• **Task instructions**
Exactly reproduce the entries, dropping any pictures from your copy.
====
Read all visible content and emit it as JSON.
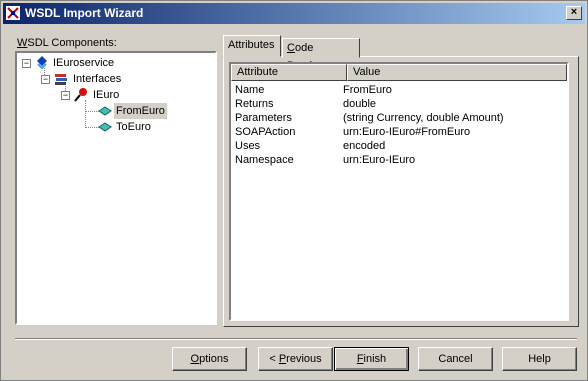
{
  "window": {
    "title": "WSDL Import Wizard"
  },
  "components_label": {
    "prefix": "W",
    "rest": "SDL Components:"
  },
  "tree": [
    {
      "label": "IEuroservice",
      "icon": "service-icon"
    },
    {
      "label": "Interfaces",
      "icon": "interfaces-icon"
    },
    {
      "label": "IEuro",
      "icon": "interface-icon"
    },
    {
      "label": "FromEuro",
      "icon": "method-icon",
      "selected": true
    },
    {
      "label": "ToEuro",
      "icon": "method-icon"
    }
  ],
  "tabs": [
    {
      "label": "Attributes",
      "active": true
    },
    {
      "label_prefix": "C",
      "label_rest": "ode Preview",
      "active": false
    }
  ],
  "table": {
    "headers": [
      "Attribute",
      "Value"
    ],
    "rows": [
      [
        "Name",
        "FromEuro"
      ],
      [
        "Returns",
        "double"
      ],
      [
        "Parameters",
        "(string Currency, double Amount)"
      ],
      [
        "SOAPAction",
        "urn:Euro-IEuro#FromEuro"
      ],
      [
        "Uses",
        "encoded"
      ],
      [
        "Namespace",
        "urn:Euro-IEuro"
      ]
    ]
  },
  "buttons": {
    "options": {
      "u": "O",
      "rest": "ptions"
    },
    "previous": {
      "pre": "< ",
      "u": "P",
      "rest": "revious"
    },
    "finish": {
      "u": "F",
      "rest": "inish"
    },
    "cancel": "Cancel",
    "help": "Help"
  }
}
====
• **Task output**
Read all visible content and emit it as JSON.
{
  "window": {
    "title": "WSDL Import Wizard"
  },
  "components_label": {
    "prefix": "W",
    "rest": "SDL Components:"
  },
  "tree": [
    {
      "label": "IEuroservice",
      "icon": "service-icon"
    },
    {
      "label": "Interfaces",
      "icon": "interfaces-icon"
    },
    {
      "label": "IEuro",
      "icon": "interface-icon"
    },
    {
      "label": "FromEuro",
      "icon": "method-icon",
      "selected": true
    },
    {
      "label": "ToEuro",
      "icon": "method-icon"
    }
  ],
  "tabs": [
    {
      "label": "Attributes",
      "active": true
    },
    {
      "label_prefix": "C",
      "label_rest": "ode Preview",
      "active": false
    }
  ],
  "table": {
    "headers": [
      "Attribute",
      "Value"
    ],
    "rows": [
      [
        "Name",
        "FromEuro"
      ],
      [
        "Returns",
        "double"
      ],
      [
        "Parameters",
        "(string Currency, double Amount)"
      ],
      [
        "SOAPAction",
        "urn:Euro-IEuro#FromEuro"
      ],
      [
        "Uses",
        "encoded"
      ],
      [
        "Namespace",
        "urn:Euro-IEuro"
      ]
    ]
  },
  "buttons": {
    "options": {
      "u": "O",
      "rest": "ptions"
    },
    "previous": {
      "pre": "< ",
      "u": "P",
      "rest": "revious"
    },
    "finish": {
      "u": "F",
      "rest": "inish"
    },
    "cancel": "Cancel",
    "help": "Help"
  }
}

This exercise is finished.